## PROBLEM
Quote the records that follow in full, leaving the pictures out.
** Begin **
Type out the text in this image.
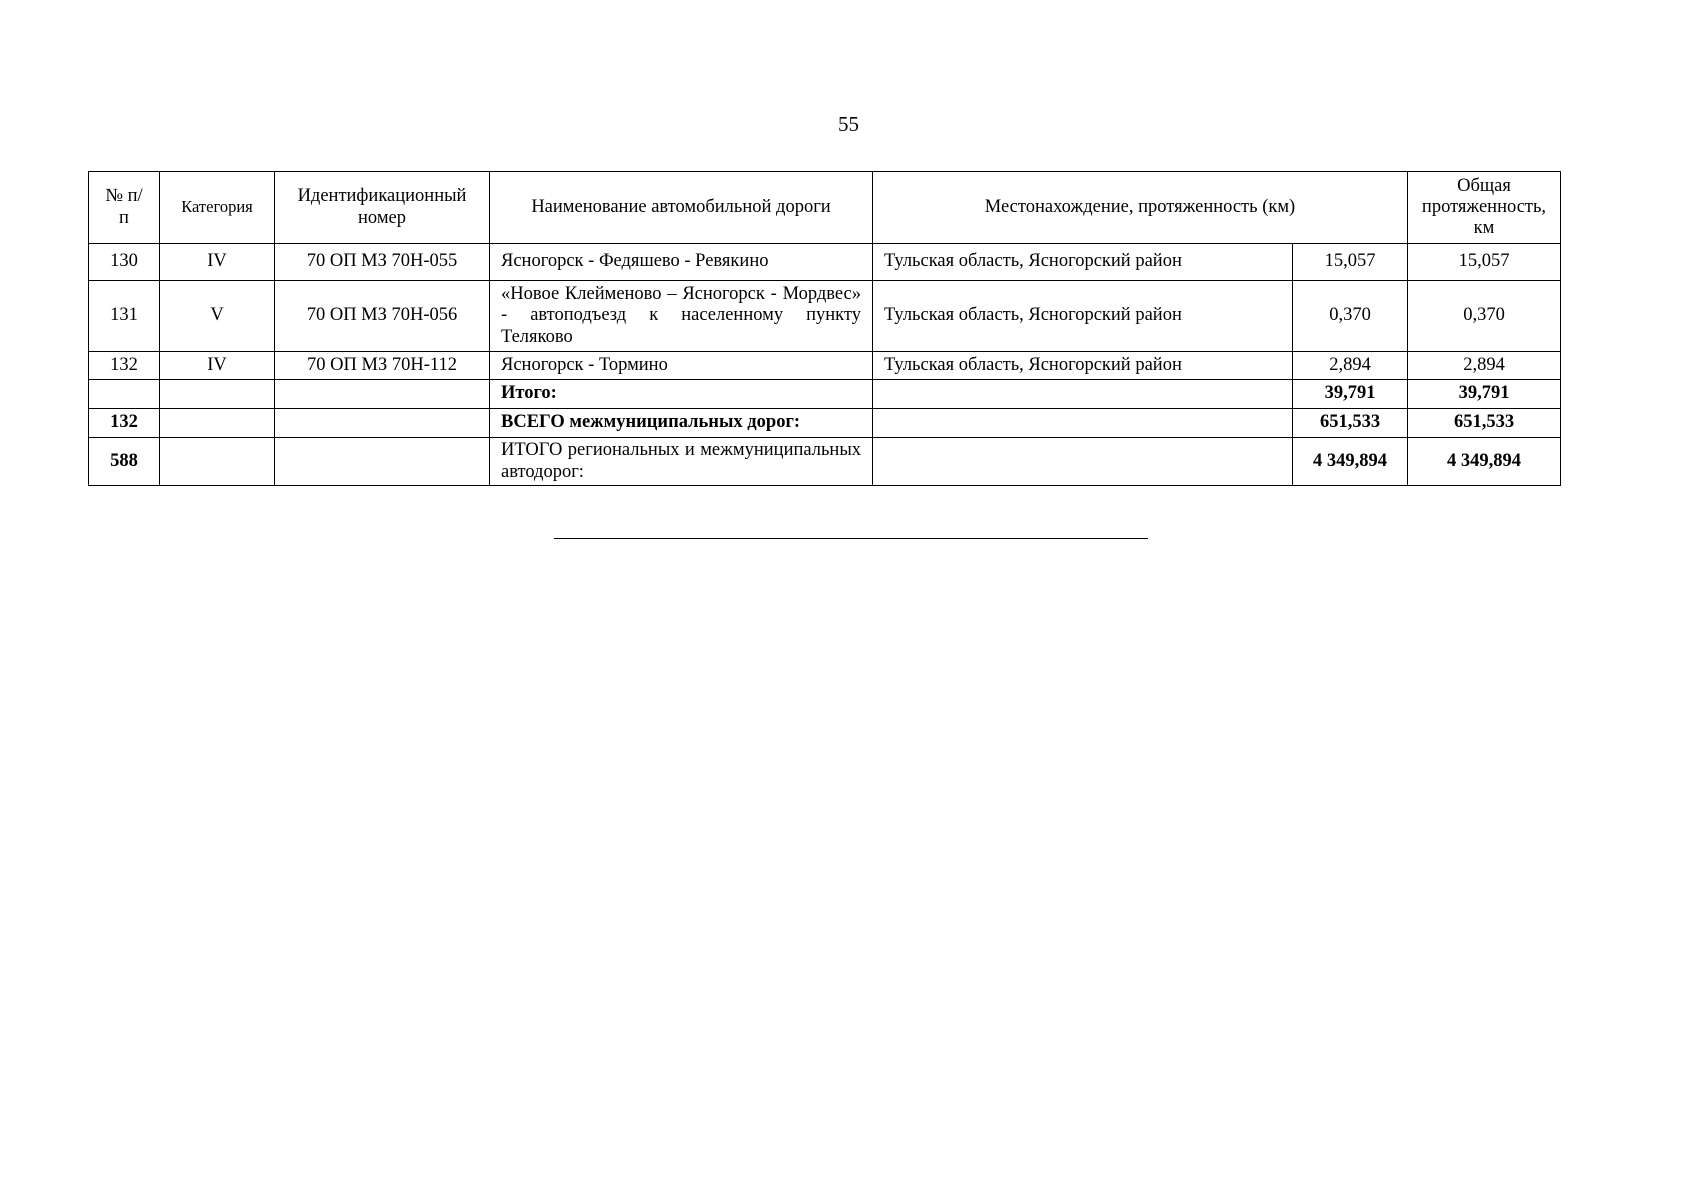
55
№ п/п	Категория	Идентификационный номер	Наименование автомобильной дороги	Местонахождение, протяженность (км)		Общая протяженность, км
130	IV	70 ОП МЗ 70Н-055	Ясногорск - Федяшево - Ревякино	Тульская область, Ясногорский район	15,057	15,057
131	V	70 ОП МЗ 70Н-056	«Новое Клейменово – Ясногорск - Мордвес» - автоподъезд к населенному пункту Теляково	Тульская область, Ясногорский район	0,370	0,370
132	IV	70 ОП МЗ 70Н-112	Ясногорск - Тормино	Тульская область, Ясногорский район	2,894	2,894
			Итого:		39,791	39,791
132			ВСЕГО межмуниципальных дорог:		651,533	651,533
588			ИТОГО региональных и межмуниципальных автодорог:		4 349,894	4 349,894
** End **
## REPLY TO THE EXERCISE
Type out the text in this image.
55
№ п/п	Категория	Идентификационный номер	Наименование автомобильной дороги	Местонахождение, протяженность (км)		Общая протяженность, км
130	IV	70 ОП МЗ 70Н-055	Ясногорск - Федяшево - Ревякино	Тульская область, Ясногорский район	15,057	15,057
131	V	70 ОП МЗ 70Н-056	«Новое Клейменово – Ясногорск - Мордвес» - автоподъезд к населенному пункту Теляково	Тульская область, Ясногорский район	0,370	0,370
132	IV	70 ОП МЗ 70Н-112	Ясногорск - Тормино	Тульская область, Ясногорский район	2,894	2,894
			Итого:		39,791	39,791
132			ВСЕГО межмуниципальных дорог:		651,533	651,533
588			ИТОГО региональных и межмуниципальных автодорог:		4 349,894	4 349,894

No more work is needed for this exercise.